[GIVEN RECORDS]
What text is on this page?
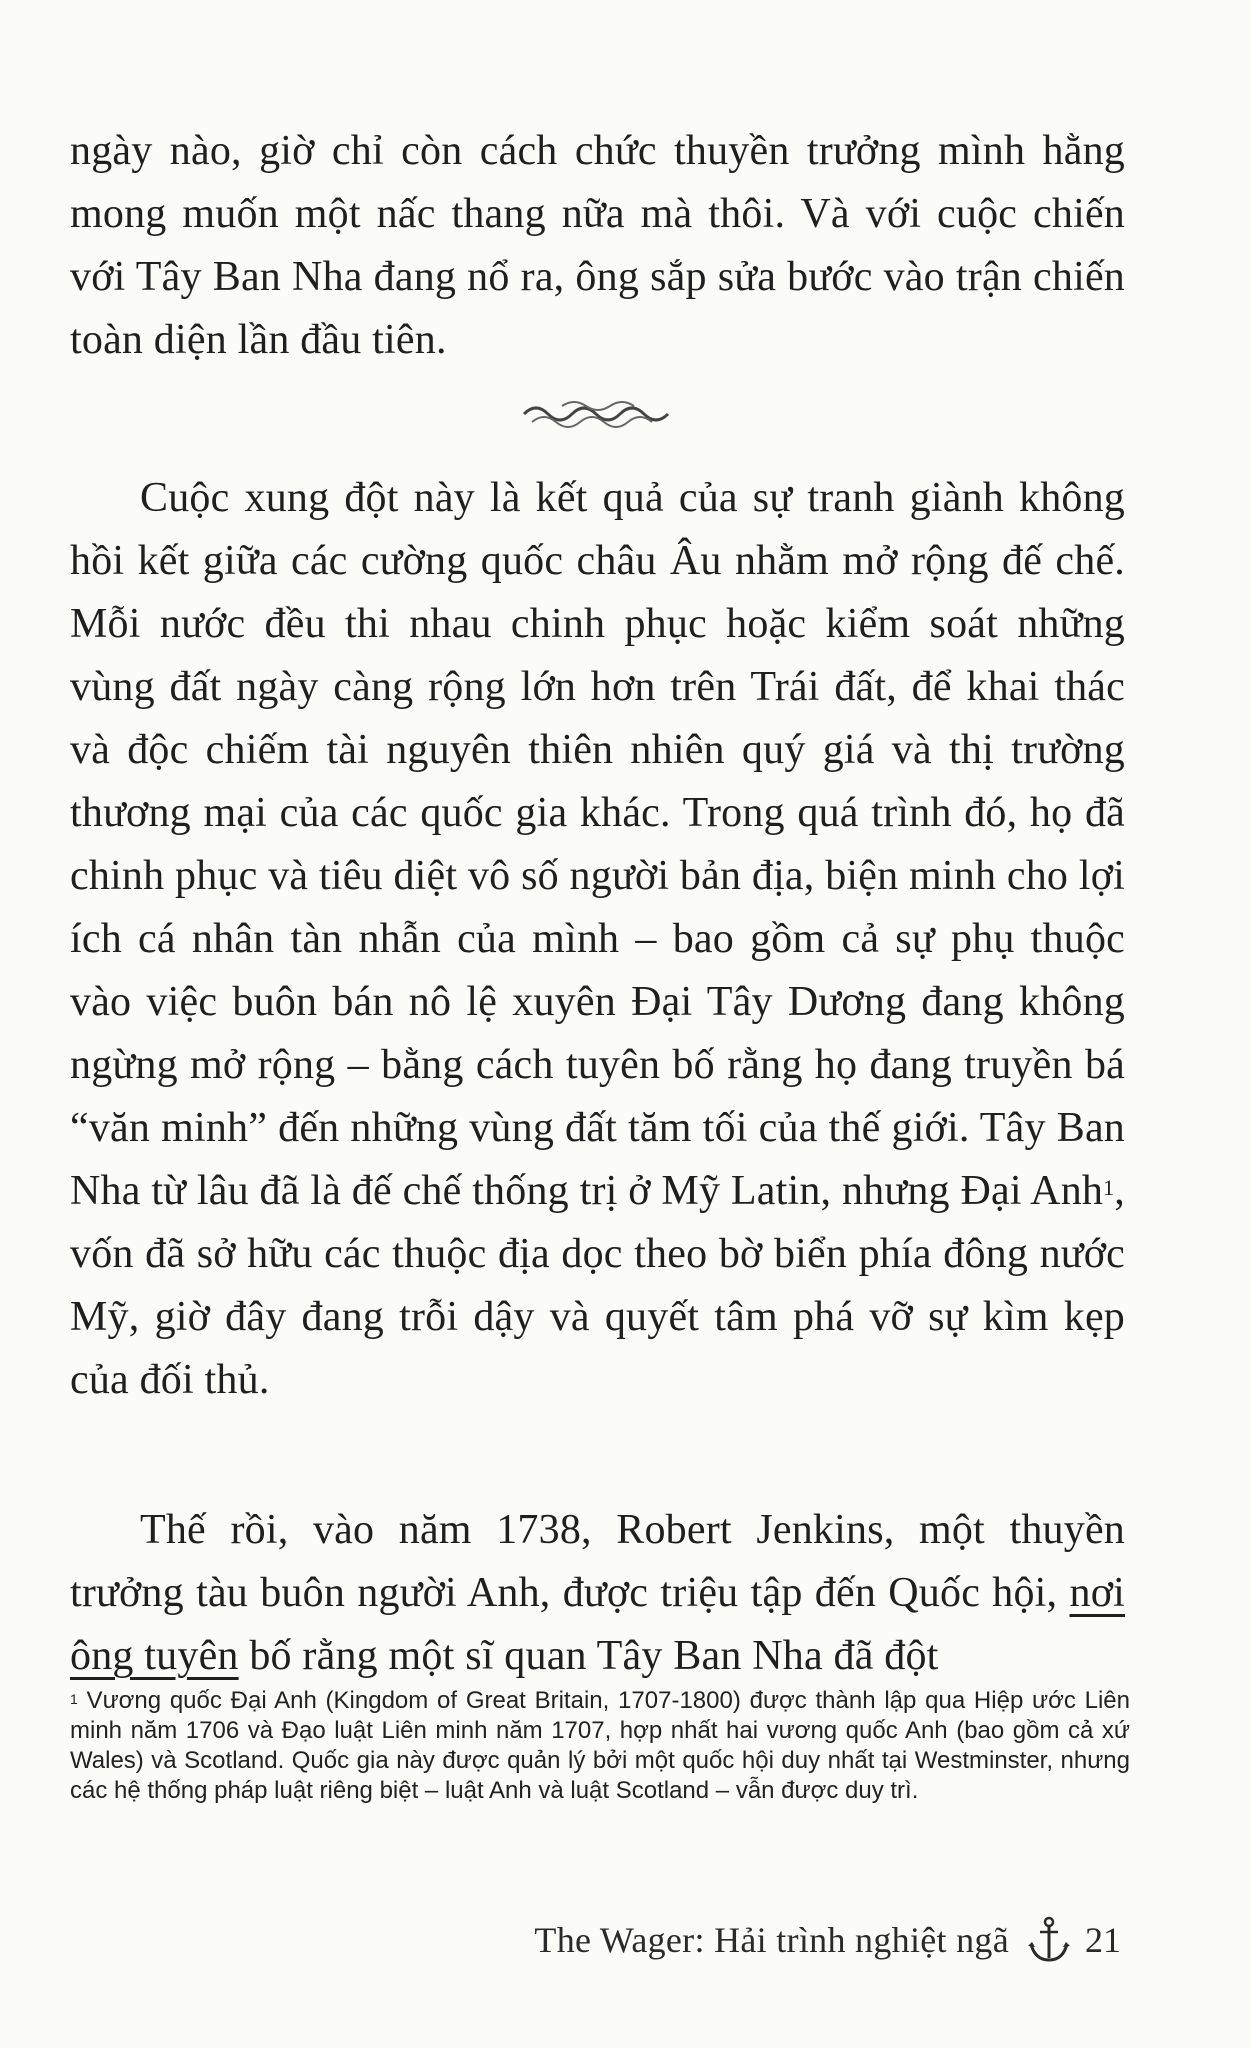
ngày nào, giờ chỉ còn cách chức thuyền trưởng mình hằng mong muốn một nấc thang nữa mà thôi. Và với cuộc chiến với Tây Ban Nha đang nổ ra, ông sắp sửa bước vào trận chiến toàn diện lần đầu tiên.

Cuộc xung đột này là kết quả của sự tranh giành không hồi kết giữa các cường quốc châu Âu nhằm mở rộng đế chế. Mỗi nước đều thi nhau chinh phục hoặc kiểm soát những vùng đất ngày càng rộng lớn hơn trên Trái đất, để khai thác và độc chiếm tài nguyên thiên nhiên quý giá và thị trường thương mại của các quốc gia khác. Trong quá trình đó, họ đã chinh phục và tiêu diệt vô số người bản địa, biện minh cho lợi ích cá nhân tàn nhẫn của mình – bao gồm cả sự phụ thuộc vào việc buôn bán nô lệ xuyên Đại Tây Dương đang không ngừng mở rộng – bằng cách tuyên bố rằng họ đang truyền bá “văn minh” đến những vùng đất tăm tối của thế giới. Tây Ban Nha từ lâu đã là đế chế thống trị ở Mỹ Latin, nhưng Đại Anh$^1$, vốn đã sở hữu các thuộc địa dọc theo bờ biển phía đông nước Mỹ, giờ đây đang trỗi dậy và quyết tâm phá vỡ sự kìm kẹp của đối thủ.

Thế rồi, vào năm 1738, Robert Jenkins, một thuyền trưởng tàu buôn người Anh, được triệu tập đến Quốc hội, nơi ông tuyên bố rằng một sĩ quan Tây Ban Nha đã đột

$^1$ Vương quốc Đại Anh (Kingdom of Great Britain, 1707-1800) được thành lập qua Hiệp ước Liên minh năm 1706 và Đạo luật Liên minh năm 1707, hợp nhất hai vương quốc Anh (bao gồm cả xứ Wales) và Scotland. Quốc gia này được quản lý bởi một quốc hội duy nhất tại Westminster, nhưng các hệ thống pháp luật riêng biệt – luật Anh và luật Scotland – vẫn được duy trì.
The Wager: Hải trình nghiệt ngã 21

[DIRECTIVE]
Without the pictures, write out the whole listing above exactly as it appears.

[RESULT FOR THIS TASK]
What text is on this page?
ngày nào, giờ chỉ còn cách chức thuyền trưởng mình hằng mong muốn một nấc thang nữa mà thôi. Và với cuộc chiến với Tây Ban Nha đang nổ ra, ông sắp sửa bước vào trận chiến toàn diện lần đầu tiên.

Cuộc xung đột này là kết quả của sự tranh giành không hồi kết giữa các cường quốc châu Âu nhằm mở rộng đế chế. Mỗi nước đều thi nhau chinh phục hoặc kiểm soát những vùng đất ngày càng rộng lớn hơn trên Trái đất, để khai thác và độc chiếm tài nguyên thiên nhiên quý giá và thị trường thương mại của các quốc gia khác. Trong quá trình đó, họ đã chinh phục và tiêu diệt vô số người bản địa, biện minh cho lợi ích cá nhân tàn nhẫn của mình – bao gồm cả sự phụ thuộc vào việc buôn bán nô lệ xuyên Đại Tây Dương đang không ngừng mở rộng – bằng cách tuyên bố rằng họ đang truyền bá “văn minh” đến những vùng đất tăm tối của thế giới. Tây Ban Nha từ lâu đã là đế chế thống trị ở Mỹ Latin, nhưng Đại Anh$^1$, vốn đã sở hữu các thuộc địa dọc theo bờ biển phía đông nước Mỹ, giờ đây đang trỗi dậy và quyết tâm phá vỡ sự kìm kẹp của đối thủ.

Thế rồi, vào năm 1738, Robert Jenkins, một thuyền trưởng tàu buôn người Anh, được triệu tập đến Quốc hội, nơi ông tuyên bố rằng một sĩ quan Tây Ban Nha đã đột

$^1$ Vương quốc Đại Anh (Kingdom of Great Britain, 1707-1800) được thành lập qua Hiệp ước Liên minh năm 1706 và Đạo luật Liên minh năm 1707, hợp nhất hai vương quốc Anh (bao gồm cả xứ Wales) và Scotland. Quốc gia này được quản lý bởi một quốc hội duy nhất tại Westminster, nhưng các hệ thống pháp luật riêng biệt – luật Anh và luật Scotland – vẫn được duy trì.
The Wager: Hải trình nghiệt ngã 21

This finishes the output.